# [Stored items]
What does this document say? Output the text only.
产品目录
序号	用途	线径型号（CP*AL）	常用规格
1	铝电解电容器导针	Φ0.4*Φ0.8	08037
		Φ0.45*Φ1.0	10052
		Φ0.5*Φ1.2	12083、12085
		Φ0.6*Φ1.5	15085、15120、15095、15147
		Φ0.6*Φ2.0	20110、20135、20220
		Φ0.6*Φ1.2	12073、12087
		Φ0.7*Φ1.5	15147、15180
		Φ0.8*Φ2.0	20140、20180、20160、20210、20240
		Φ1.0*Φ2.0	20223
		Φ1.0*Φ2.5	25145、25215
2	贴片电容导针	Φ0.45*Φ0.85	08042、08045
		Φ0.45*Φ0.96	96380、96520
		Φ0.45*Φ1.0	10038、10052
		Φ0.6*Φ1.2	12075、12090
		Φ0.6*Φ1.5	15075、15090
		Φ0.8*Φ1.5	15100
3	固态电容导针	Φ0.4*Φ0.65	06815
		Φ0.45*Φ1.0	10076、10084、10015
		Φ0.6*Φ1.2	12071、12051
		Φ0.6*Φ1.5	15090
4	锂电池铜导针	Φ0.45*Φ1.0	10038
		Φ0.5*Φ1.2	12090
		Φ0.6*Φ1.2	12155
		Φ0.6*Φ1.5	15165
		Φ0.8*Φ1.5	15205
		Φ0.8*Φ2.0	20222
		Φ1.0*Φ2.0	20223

# [Task brief]
Set all of the entries down again, exactly as they were given.

# [Correct result]
What does this document say? Output the text only.
产品目录
序号	用途	线径型号（CP*AL）	常用规格
1	铝电解电容器导针	Φ0.4*Φ0.8	08037
		Φ0.45*Φ1.0	10052
		Φ0.5*Φ1.2	12083、12085
		Φ0.6*Φ1.5	15085、15120、15095、15147
		Φ0.6*Φ2.0	20110、20135、20220
		Φ0.6*Φ1.2	12073、12087
		Φ0.7*Φ1.5	15147、15180
		Φ0.8*Φ2.0	20140、20180、20160、20210、20240
		Φ1.0*Φ2.0	20223
		Φ1.0*Φ2.5	25145、25215
2	贴片电容导针	Φ0.45*Φ0.85	08042、08045
		Φ0.45*Φ0.96	96380、96520
		Φ0.45*Φ1.0	10038、10052
		Φ0.6*Φ1.2	12075、12090
		Φ0.6*Φ1.5	15075、15090
		Φ0.8*Φ1.5	15100
3	固态电容导针	Φ0.4*Φ0.65	06815
		Φ0.45*Φ1.0	10076、10084、10015
		Φ0.6*Φ1.2	12071、12051
		Φ0.6*Φ1.5	15090
4	锂电池铜导针	Φ0.45*Φ1.0	10038
		Φ0.5*Φ1.2	12090
		Φ0.6*Φ1.2	12155
		Φ0.6*Φ1.5	15165
		Φ0.8*Φ1.5	15205
		Φ0.8*Φ2.0	20222
		Φ1.0*Φ2.0	20223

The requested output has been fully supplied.